* **GIVEN INSTRUCTION**: Each entry below must be repeated word for word.

* **DATA ROWS**:

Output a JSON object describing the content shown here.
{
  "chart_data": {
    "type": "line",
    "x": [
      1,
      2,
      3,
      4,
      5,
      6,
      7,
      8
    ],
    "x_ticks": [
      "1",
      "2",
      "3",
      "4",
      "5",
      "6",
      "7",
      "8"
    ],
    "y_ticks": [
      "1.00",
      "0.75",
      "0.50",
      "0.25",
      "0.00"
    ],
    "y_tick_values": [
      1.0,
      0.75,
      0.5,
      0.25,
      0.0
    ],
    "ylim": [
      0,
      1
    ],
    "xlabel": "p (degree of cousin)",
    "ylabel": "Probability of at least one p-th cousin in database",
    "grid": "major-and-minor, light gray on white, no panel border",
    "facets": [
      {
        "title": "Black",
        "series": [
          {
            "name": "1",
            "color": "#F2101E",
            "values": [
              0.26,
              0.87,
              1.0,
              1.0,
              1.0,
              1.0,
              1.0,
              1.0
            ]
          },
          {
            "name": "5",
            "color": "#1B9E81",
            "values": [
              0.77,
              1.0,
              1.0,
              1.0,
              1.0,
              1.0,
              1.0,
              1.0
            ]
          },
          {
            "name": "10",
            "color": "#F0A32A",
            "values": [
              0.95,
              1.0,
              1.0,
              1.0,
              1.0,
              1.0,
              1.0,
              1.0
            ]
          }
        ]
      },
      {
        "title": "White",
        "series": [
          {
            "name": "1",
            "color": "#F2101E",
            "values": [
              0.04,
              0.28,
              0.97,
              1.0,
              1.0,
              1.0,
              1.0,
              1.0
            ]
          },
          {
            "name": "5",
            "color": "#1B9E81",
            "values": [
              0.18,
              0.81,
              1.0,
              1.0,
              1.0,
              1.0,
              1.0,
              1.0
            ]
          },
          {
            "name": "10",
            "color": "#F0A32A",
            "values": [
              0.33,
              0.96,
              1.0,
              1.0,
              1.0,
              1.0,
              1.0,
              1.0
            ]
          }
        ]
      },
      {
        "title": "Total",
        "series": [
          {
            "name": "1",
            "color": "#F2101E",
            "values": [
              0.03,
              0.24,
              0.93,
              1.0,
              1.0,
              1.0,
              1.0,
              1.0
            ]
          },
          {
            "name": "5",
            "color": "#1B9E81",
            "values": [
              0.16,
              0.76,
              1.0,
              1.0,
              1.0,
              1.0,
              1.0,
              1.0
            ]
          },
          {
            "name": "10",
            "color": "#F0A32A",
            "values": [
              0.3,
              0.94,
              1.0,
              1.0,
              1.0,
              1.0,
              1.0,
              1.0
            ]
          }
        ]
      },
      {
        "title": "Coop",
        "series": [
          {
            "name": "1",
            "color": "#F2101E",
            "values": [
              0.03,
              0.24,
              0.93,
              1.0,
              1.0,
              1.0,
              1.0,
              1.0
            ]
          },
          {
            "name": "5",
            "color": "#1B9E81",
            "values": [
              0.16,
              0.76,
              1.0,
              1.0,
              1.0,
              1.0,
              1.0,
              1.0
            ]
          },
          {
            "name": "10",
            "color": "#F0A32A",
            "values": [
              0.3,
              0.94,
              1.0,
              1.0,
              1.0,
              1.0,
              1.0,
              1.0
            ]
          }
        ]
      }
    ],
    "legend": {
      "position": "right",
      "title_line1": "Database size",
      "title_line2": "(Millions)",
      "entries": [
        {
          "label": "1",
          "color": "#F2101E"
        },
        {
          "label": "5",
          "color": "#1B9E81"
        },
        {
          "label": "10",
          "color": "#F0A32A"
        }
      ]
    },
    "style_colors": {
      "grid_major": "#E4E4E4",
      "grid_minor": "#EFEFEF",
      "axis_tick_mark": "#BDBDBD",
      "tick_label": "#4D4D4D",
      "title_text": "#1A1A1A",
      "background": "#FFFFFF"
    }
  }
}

* **WRITTEN RESPONSE**:
Output a JSON object describing the content shown here.
{
  "chart_data": {
    "type": "line",
    "x": [
      1,
      2,
      3,
      4,
      5,
      6,
      7,
      8
    ],
    "x_ticks": [
      "1",
      "2",
      "3",
      "4",
      "5",
      "6",
      "7",
      "8"
    ],
    "y_ticks": [
      "1.00",
      "0.75",
      "0.50",
      "0.25",
      "0.00"
    ],
    "y_tick_values": [
      1.0,
      0.75,
      0.5,
      0.25,
      0.0
    ],
    "ylim": [
      0,
      1
    ],
    "xlabel": "p (degree of cousin)",
    "ylabel": "Probability of at least one p-th cousin in database",
    "grid": "major-and-minor, light gray on white, no panel border",
    "facets": [
      {
        "title": "Black",
        "series": [
          {
            "name": "1",
            "color": "#F2101E",
            "values": [
              0.26,
              0.87,
              1.0,
              1.0,
              1.0,
              1.0,
              1.0,
              1.0
            ]
          },
          {
            "name": "5",
            "color": "#1B9E81",
            "values": [
              0.77,
              1.0,
              1.0,
              1.0,
              1.0,
              1.0,
              1.0,
              1.0
            ]
          },
          {
            "name": "10",
            "color": "#F0A32A",
            "values": [
              0.95,
              1.0,
              1.0,
              1.0,
              1.0,
              1.0,
              1.0,
              1.0
            ]
          }
        ]
      },
      {
        "title": "White",
        "series": [
          {
            "name": "1",
            "color": "#F2101E",
            "values": [
              0.04,
              0.28,
              0.97,
              1.0,
              1.0,
              1.0,
              1.0,
              1.0
            ]
          },
          {
            "name": "5",
            "color": "#1B9E81",
            "values": [
              0.18,
              0.81,
              1.0,
              1.0,
              1.0,
              1.0,
              1.0,
              1.0
            ]
          },
          {
            "name": "10",
            "color": "#F0A32A",
            "values": [
              0.33,
              0.96,
              1.0,
              1.0,
              1.0,
              1.0,
              1.0,
              1.0
            ]
          }
        ]
      },
      {
        "title": "Total",
        "series": [
          {
            "name": "1",
            "color": "#F2101E",
            "values": [
              0.03,
              0.24,
              0.93,
              1.0,
              1.0,
              1.0,
              1.0,
              1.0
            ]
          },
          {
            "name": "5",
            "color": "#1B9E81",
            "values": [
              0.16,
              0.76,
              1.0,
              1.0,
              1.0,
              1.0,
              1.0,
              1.0
            ]
          },
          {
            "name": "10",
            "color": "#F0A32A",
            "values": [
              0.3,
              0.94,
              1.0,
              1.0,
              1.0,
              1.0,
              1.0,
              1.0
            ]
          }
        ]
      },
      {
        "title": "Coop",
        "series": [
          {
            "name": "1",
            "color": "#F2101E",
            "values": [
              0.03,
              0.24,
              0.93,
              1.0,
              1.0,
              1.0,
              1.0,
              1.0
            ]
          },
          {
            "name": "5",
            "color": "#1B9E81",
            "values": [
              0.16,
              0.76,
              1.0,
              1.0,
              1.0,
              1.0,
              1.0,
              1.0
            ]
          },
          {
            "name": "10",
            "color": "#F0A32A",
            "values": [
              0.3,
              0.94,
              1.0,
              1.0,
              1.0,
              1.0,
              1.0,
              1.0
            ]
          }
        ]
      }
    ],
    "legend": {
      "position": "right",
      "title_line1": "Database size",
      "title_line2": "(Millions)",
      "entries": [
        {
          "label": "1",
          "color": "#F2101E"
        },
        {
          "label": "5",
          "color": "#1B9E81"
        },
        {
          "label": "10",
          "color": "#F0A32A"
        }
      ]
    },
    "style_colors": {
      "grid_major": "#E4E4E4",
      "grid_minor": "#EFEFEF",
      "axis_tick_mark": "#BDBDBD",
      "tick_label": "#4D4D4D",
      "title_text": "#1A1A1A",
      "background": "#FFFFFF"
    }
  }
}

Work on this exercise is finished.